**AIM**
Copy the records below exactly, leaving out any pictures.

---- EXERCISE DATA

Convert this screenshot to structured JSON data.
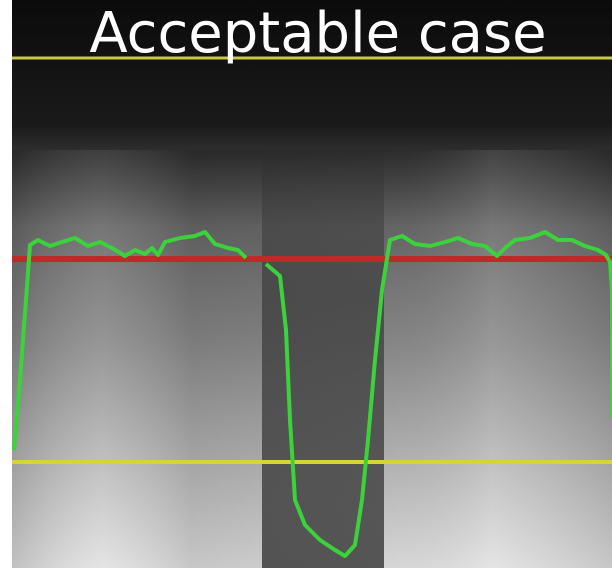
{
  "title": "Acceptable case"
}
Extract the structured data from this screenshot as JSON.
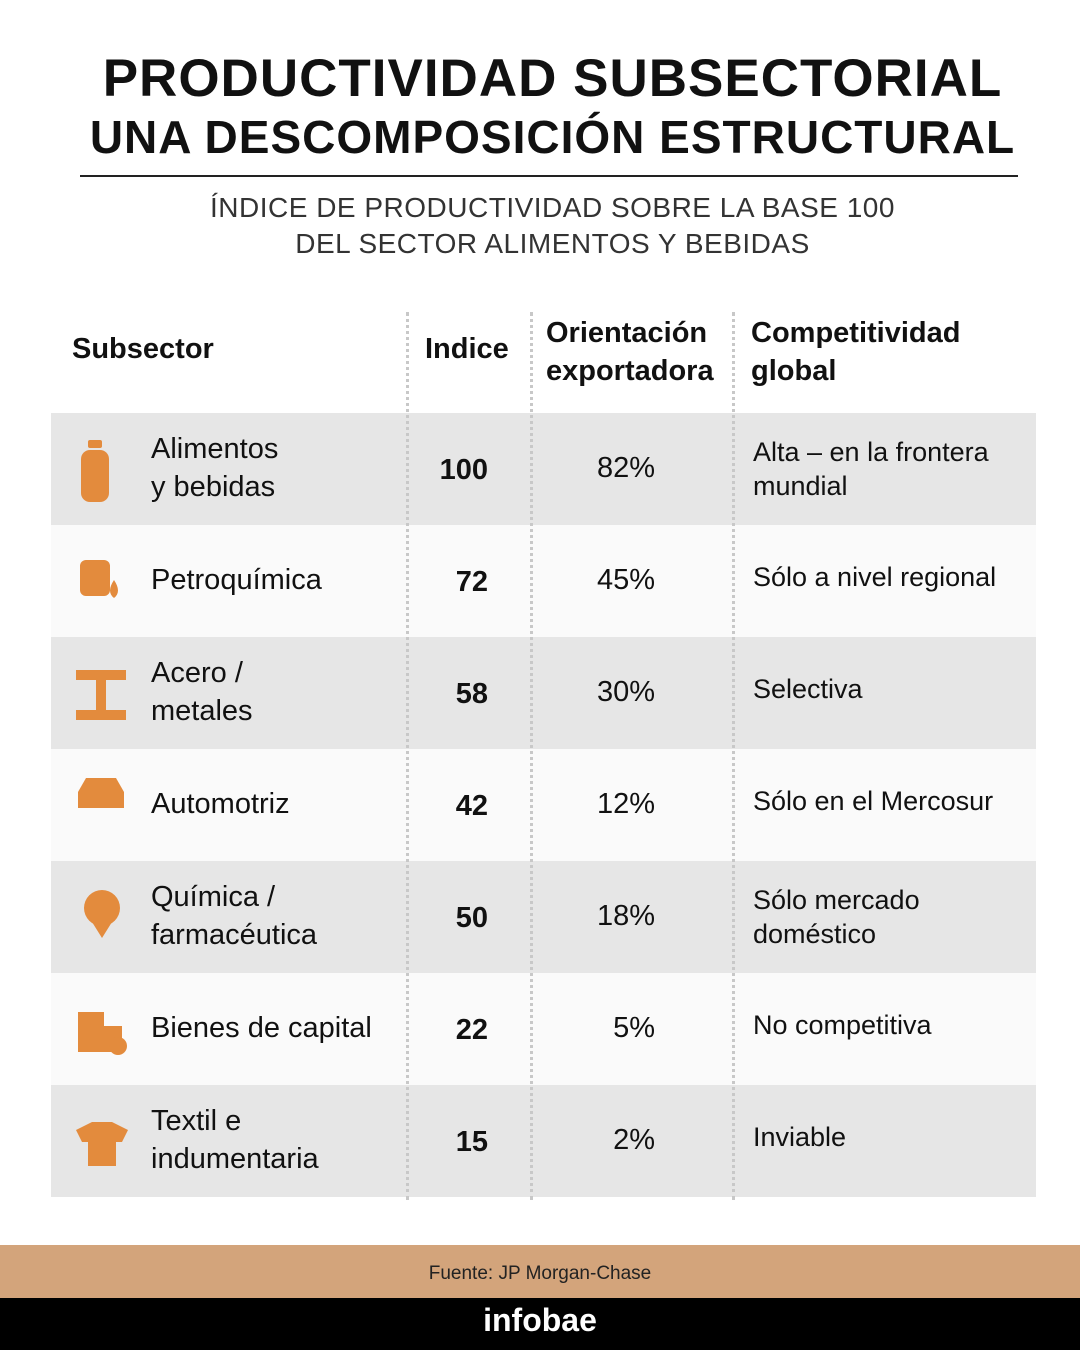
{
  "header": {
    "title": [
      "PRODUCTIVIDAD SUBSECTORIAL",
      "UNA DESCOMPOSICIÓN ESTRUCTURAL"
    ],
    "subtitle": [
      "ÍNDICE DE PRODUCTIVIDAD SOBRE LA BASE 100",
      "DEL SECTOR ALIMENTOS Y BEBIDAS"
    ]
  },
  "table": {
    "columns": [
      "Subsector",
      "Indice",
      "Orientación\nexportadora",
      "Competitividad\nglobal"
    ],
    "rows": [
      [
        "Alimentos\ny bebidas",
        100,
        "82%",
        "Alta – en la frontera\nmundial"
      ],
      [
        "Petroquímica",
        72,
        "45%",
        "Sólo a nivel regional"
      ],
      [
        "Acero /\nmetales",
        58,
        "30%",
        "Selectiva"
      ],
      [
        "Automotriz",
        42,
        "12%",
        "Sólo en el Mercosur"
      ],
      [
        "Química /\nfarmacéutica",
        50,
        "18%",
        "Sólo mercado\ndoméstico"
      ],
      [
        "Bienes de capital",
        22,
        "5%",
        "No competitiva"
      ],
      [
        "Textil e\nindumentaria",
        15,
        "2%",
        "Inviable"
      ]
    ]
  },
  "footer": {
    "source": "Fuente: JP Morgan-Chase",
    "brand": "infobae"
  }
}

--------

**RESPONSE**
Convert this screenshot to structured JSON data.
{
  "title": "Acceptable case"
}
Extract the structured data from this screenshot as JSON.
{
  "header": {
    "title": [
      "PRODUCTIVIDAD SUBSECTORIAL",
      "UNA DESCOMPOSICIÓN ESTRUCTURAL"
    ],
    "subtitle": [
      "ÍNDICE DE PRODUCTIVIDAD SOBRE LA BASE 100",
      "DEL SECTOR ALIMENTOS Y BEBIDAS"
    ]
  },
  "table": {
    "columns": [
      "Subsector",
      "Indice",
      "Orientación\nexportadora",
      "Competitividad\nglobal"
    ],
    "rows": [
      [
        "Alimentos\ny bebidas",
        100,
        "82%",
        "Alta – en la frontera\nmundial"
      ],
      [
        "Petroquímica",
        72,
        "45%",
        "Sólo a nivel regional"
      ],
      [
        "Acero /\nmetales",
        58,
        "30%",
        "Selectiva"
      ],
      [
        "Automotriz",
        42,
        "12%",
        "Sólo en el Mercosur"
      ],
      [
        "Química /\nfarmacéutica",
        50,
        "18%",
        "Sólo mercado\ndoméstico"
      ],
      [
        "Bienes de capital",
        22,
        "5%",
        "No competitiva"
      ],
      [
        "Textil e\nindumentaria",
        15,
        "2%",
        "Inviable"
      ]
    ]
  },
  "footer": {
    "source": "Fuente: JP Morgan-Chase",
    "brand": "infobae"
  }
}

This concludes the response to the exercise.